=== Records ===

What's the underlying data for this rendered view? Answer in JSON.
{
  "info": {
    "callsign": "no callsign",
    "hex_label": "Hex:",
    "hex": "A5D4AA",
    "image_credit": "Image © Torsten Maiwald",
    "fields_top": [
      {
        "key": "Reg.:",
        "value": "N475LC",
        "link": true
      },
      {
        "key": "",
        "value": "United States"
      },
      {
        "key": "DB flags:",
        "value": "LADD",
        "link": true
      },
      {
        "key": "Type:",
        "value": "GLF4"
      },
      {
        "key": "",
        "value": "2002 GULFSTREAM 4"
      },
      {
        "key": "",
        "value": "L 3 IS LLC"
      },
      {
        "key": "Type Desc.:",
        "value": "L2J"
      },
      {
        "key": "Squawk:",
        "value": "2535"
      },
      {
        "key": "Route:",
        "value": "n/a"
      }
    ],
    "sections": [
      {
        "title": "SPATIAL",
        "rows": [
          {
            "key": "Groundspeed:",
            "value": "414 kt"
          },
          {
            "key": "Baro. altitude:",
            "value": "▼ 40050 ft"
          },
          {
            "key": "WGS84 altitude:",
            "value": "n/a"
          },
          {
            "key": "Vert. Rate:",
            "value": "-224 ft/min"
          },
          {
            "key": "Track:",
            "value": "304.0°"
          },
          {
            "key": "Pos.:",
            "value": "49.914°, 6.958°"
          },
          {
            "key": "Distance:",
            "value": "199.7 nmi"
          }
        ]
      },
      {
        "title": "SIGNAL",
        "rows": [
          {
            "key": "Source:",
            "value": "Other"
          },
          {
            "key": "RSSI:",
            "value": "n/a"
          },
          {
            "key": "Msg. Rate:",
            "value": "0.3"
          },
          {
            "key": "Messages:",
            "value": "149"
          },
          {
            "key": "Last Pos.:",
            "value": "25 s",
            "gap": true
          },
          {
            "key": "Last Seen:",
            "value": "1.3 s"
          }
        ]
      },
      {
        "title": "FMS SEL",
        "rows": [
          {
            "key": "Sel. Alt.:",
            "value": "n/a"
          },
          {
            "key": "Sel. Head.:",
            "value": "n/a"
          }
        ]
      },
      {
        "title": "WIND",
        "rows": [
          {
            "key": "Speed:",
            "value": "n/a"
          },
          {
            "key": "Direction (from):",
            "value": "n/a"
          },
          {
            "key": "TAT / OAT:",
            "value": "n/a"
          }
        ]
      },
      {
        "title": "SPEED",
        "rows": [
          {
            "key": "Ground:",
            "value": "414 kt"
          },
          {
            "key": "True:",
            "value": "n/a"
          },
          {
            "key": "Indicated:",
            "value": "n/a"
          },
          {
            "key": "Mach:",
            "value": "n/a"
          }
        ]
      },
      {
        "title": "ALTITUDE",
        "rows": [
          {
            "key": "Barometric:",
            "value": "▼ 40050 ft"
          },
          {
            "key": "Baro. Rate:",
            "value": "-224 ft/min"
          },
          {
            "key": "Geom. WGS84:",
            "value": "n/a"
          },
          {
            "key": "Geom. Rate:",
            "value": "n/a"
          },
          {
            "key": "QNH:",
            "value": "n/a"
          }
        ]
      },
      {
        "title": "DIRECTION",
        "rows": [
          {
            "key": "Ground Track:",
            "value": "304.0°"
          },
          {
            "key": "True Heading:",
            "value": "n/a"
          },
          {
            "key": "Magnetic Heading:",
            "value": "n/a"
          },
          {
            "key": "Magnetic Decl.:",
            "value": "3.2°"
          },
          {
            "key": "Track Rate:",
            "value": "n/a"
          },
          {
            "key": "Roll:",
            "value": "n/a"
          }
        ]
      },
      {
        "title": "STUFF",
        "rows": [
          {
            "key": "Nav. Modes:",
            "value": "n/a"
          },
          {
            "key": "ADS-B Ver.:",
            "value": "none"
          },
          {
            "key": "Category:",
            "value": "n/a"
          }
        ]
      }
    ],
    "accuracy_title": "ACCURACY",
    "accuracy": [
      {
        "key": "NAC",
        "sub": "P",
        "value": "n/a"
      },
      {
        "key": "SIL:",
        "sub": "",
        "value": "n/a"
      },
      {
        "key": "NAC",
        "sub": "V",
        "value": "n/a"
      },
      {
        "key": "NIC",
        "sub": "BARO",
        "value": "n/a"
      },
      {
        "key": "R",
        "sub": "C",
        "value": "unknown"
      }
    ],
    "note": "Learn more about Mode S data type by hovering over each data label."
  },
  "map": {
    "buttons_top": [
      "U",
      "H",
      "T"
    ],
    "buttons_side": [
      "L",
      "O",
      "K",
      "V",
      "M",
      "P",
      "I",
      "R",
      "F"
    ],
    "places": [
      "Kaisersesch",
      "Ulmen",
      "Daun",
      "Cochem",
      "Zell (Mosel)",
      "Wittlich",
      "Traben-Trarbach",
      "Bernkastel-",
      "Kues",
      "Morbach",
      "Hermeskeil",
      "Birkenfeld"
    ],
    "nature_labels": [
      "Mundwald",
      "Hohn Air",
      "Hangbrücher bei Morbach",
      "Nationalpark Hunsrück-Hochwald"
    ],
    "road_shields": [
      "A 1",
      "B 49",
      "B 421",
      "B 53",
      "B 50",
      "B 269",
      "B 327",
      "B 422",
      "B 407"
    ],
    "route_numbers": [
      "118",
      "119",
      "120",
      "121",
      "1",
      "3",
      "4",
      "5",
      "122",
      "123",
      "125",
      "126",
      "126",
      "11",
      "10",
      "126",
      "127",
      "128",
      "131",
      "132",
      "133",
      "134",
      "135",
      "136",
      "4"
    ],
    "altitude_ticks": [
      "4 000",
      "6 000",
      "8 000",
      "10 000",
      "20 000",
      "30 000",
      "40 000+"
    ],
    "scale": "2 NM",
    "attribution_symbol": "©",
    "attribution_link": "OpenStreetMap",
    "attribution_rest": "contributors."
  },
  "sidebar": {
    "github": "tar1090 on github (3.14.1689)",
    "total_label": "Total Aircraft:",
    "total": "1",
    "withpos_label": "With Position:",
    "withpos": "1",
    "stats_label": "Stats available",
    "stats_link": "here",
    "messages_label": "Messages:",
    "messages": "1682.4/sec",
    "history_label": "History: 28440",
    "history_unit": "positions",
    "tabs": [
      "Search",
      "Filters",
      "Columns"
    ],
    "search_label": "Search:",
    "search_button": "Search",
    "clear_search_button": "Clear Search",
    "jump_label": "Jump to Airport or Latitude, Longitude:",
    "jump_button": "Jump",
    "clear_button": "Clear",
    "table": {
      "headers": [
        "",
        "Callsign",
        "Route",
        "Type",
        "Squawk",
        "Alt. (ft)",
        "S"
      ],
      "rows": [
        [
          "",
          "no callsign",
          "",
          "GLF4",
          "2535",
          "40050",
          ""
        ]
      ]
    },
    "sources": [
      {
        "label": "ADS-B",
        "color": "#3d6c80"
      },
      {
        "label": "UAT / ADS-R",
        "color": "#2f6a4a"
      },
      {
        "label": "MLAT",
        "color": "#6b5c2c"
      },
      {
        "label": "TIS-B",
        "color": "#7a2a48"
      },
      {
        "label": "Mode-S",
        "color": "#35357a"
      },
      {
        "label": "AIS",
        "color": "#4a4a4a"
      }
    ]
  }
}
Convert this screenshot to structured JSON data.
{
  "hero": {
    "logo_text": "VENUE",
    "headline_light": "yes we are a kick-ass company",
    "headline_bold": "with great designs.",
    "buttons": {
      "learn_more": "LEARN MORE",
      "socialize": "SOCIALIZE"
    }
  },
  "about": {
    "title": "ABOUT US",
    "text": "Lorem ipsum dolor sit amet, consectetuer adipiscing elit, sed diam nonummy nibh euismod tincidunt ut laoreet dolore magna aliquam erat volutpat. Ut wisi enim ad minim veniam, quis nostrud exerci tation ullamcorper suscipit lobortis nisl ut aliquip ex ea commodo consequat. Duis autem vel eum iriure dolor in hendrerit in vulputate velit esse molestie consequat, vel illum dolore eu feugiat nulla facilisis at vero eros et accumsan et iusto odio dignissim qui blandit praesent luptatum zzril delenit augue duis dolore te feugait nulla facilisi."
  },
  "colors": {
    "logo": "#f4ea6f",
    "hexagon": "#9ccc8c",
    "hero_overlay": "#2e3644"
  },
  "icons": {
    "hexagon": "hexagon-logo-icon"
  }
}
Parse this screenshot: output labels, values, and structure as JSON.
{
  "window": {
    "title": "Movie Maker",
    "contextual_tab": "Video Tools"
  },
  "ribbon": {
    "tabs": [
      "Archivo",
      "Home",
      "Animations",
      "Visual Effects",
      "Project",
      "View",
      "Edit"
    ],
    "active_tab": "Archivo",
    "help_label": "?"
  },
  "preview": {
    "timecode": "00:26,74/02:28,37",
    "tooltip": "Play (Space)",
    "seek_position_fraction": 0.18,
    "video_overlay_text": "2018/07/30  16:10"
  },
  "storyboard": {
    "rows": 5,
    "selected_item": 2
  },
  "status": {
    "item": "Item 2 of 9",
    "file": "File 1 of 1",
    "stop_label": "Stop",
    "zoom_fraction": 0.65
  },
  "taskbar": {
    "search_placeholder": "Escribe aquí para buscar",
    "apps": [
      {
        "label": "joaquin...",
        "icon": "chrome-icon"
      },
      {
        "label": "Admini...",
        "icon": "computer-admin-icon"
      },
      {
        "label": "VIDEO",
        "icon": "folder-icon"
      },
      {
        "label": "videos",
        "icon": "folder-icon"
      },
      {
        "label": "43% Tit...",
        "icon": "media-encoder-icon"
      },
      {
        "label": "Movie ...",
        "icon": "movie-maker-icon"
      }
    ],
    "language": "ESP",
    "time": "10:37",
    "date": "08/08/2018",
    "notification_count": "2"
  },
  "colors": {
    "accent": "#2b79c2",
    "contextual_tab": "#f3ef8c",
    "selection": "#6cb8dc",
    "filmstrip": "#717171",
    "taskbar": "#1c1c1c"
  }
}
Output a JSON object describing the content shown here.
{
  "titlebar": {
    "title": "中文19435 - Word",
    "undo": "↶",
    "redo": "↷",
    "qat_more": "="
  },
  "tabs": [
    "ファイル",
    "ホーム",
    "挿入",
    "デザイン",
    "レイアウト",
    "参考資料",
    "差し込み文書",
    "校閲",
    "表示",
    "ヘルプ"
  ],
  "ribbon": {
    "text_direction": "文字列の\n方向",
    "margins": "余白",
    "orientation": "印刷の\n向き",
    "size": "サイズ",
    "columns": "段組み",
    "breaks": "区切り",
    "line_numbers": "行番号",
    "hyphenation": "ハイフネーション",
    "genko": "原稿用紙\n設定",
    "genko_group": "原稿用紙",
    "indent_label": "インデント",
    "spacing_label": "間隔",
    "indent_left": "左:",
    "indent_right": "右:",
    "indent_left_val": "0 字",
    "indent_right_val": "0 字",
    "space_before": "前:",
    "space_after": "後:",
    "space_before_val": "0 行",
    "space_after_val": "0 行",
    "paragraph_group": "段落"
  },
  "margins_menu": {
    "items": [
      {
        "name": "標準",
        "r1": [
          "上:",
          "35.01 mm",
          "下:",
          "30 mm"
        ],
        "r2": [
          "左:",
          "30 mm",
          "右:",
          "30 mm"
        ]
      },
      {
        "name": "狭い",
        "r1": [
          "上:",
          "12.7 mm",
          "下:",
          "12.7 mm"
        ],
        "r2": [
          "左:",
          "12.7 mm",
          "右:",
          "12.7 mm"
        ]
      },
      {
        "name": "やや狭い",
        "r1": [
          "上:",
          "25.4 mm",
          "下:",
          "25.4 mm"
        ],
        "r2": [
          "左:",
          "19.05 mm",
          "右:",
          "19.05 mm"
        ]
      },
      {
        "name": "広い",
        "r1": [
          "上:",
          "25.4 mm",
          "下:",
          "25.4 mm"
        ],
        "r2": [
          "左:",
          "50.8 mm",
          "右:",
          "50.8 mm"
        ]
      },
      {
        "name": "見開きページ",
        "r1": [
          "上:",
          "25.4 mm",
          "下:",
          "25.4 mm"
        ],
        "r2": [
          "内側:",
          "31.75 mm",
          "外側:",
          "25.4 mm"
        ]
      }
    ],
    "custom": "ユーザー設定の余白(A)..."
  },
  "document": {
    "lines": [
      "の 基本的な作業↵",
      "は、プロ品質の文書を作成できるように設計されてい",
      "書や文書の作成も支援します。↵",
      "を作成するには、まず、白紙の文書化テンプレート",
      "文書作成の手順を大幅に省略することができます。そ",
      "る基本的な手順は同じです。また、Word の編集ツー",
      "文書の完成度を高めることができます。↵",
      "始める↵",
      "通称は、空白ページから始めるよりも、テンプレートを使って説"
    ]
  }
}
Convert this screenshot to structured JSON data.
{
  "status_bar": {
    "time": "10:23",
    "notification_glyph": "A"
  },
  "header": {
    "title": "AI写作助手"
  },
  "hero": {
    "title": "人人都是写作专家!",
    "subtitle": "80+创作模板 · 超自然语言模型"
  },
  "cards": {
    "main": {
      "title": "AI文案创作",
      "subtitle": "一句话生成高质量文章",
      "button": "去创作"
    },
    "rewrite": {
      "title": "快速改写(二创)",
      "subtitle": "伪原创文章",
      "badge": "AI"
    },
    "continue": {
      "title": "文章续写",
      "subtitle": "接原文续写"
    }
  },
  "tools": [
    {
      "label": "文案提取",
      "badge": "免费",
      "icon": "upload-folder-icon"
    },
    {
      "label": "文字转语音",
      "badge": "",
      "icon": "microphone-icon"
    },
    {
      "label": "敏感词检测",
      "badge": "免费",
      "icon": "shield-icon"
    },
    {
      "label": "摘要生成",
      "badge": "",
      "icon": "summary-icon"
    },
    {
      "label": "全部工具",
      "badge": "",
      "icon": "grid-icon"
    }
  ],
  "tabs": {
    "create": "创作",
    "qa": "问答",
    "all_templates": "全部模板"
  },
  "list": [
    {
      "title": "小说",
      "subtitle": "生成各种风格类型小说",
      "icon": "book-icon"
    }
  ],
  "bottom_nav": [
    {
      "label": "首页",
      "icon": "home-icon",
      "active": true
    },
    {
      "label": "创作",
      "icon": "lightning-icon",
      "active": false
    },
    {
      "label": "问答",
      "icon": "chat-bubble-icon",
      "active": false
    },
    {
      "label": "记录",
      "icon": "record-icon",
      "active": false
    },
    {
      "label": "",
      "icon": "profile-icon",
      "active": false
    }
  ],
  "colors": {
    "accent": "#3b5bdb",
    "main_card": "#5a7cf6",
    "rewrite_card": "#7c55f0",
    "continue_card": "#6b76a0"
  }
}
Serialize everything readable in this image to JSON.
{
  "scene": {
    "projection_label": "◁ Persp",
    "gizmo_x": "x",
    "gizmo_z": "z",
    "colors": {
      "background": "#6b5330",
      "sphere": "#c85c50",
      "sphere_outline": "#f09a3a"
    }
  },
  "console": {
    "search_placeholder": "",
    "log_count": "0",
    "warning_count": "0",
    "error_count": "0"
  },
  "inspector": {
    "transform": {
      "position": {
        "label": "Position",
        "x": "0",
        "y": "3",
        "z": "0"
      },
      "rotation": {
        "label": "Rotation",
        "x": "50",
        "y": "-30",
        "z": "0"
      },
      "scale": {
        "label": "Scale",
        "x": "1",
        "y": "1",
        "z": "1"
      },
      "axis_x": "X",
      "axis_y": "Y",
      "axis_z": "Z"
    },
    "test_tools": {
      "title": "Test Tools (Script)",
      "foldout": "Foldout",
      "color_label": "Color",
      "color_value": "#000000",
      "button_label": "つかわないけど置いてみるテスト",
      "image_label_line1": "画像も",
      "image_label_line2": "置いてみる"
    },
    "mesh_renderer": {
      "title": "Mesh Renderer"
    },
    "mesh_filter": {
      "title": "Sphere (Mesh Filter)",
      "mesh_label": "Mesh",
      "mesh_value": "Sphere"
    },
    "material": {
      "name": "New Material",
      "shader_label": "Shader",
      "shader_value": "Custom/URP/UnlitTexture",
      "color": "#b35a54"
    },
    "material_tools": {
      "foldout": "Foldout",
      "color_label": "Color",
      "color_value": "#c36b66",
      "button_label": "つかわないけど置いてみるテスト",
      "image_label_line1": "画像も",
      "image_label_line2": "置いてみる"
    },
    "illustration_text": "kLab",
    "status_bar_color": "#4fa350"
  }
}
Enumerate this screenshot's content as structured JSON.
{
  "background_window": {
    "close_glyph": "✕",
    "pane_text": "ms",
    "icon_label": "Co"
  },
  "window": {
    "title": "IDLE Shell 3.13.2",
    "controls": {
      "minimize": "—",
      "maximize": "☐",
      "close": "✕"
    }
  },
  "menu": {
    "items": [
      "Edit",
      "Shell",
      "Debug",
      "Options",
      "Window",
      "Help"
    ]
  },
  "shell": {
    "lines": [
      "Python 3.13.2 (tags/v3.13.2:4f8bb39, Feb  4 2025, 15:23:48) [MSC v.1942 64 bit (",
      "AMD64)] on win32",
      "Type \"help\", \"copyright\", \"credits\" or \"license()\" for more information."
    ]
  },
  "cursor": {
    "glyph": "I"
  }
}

===

### Exercise task
Write the lines out verbatim, from the one with "Enumerate this screenshot's" through the last line of the entries, and stop there.

### Result of the task
Enumerate this screenshot's content as structured JSON.
{
  "background_window": {
    "close_glyph": "✕",
    "pane_text": "ms",
    "icon_label": "Co"
  },
  "window": {
    "title": "IDLE Shell 3.13.2",
    "controls": {
      "minimize": "—",
      "maximize": "☐",
      "close": "✕"
    }
  },
  "menu": {
    "items": [
      "Edit",
      "Shell",
      "Debug",
      "Options",
      "Window",
      "Help"
    ]
  },
  "shell": {
    "lines": [
      "Python 3.13.2 (tags/v3.13.2:4f8bb39, Feb  4 2025, 15:23:48) [MSC v.1942 64 bit (",
      "AMD64)] on win32",
      "Type \"help\", \"copyright\", \"credits\" or \"license()\" for more information."
    ]
  },
  "cursor": {
    "glyph": "I"
  }
}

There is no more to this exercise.